# Prompt
Filter the data below for the string "More" and copy each matching line.

# Dataset excerpts
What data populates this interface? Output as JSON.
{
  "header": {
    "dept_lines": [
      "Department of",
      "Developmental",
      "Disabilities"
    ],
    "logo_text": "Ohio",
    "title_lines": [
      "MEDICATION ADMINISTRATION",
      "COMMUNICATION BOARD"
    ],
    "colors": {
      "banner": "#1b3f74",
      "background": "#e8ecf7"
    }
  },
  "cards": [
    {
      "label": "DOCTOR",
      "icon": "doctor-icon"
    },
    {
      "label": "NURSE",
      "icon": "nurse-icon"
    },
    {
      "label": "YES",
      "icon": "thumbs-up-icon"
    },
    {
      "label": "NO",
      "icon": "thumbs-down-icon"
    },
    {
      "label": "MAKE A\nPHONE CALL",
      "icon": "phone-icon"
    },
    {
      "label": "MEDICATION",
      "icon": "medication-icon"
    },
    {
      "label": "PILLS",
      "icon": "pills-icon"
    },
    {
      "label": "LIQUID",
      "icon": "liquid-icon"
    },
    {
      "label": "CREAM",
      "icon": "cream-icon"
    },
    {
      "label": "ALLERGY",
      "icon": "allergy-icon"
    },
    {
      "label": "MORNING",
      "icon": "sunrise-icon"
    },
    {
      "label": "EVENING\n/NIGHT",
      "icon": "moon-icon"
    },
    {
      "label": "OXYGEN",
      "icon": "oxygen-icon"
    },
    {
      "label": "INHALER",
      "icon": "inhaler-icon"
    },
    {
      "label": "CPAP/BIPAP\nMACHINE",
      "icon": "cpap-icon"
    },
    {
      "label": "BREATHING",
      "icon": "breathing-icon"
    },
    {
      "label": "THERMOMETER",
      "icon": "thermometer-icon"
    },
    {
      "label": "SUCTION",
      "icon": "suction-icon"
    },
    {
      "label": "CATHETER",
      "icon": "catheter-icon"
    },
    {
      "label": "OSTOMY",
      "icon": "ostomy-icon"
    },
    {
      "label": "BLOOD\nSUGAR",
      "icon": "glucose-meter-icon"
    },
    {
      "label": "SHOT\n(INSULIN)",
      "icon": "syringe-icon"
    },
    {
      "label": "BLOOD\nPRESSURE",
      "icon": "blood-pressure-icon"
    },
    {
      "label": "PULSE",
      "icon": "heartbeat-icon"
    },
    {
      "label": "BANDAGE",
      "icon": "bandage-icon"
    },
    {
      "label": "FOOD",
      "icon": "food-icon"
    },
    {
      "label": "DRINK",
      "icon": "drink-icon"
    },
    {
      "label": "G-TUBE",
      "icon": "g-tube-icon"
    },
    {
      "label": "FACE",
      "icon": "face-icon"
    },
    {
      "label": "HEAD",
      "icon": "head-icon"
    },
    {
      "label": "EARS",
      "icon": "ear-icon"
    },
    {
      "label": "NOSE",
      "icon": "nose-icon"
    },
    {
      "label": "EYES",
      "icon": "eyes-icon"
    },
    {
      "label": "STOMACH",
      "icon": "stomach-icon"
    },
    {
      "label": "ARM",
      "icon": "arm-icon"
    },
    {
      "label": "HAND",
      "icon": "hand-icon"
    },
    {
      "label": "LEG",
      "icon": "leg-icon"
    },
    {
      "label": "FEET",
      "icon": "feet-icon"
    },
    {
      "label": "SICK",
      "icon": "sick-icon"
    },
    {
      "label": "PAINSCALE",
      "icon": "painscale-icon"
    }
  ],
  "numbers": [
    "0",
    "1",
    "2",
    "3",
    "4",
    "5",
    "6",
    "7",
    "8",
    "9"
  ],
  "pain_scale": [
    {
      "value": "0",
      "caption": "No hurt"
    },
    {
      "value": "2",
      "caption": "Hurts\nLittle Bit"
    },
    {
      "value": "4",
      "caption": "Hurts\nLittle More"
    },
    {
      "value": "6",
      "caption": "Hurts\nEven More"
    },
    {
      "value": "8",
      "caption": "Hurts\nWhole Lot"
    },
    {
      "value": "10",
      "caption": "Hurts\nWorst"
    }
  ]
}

# Response for this exercise
      "caption": "Hurts\nLittle More"
      "caption": "Hurts\nEven More"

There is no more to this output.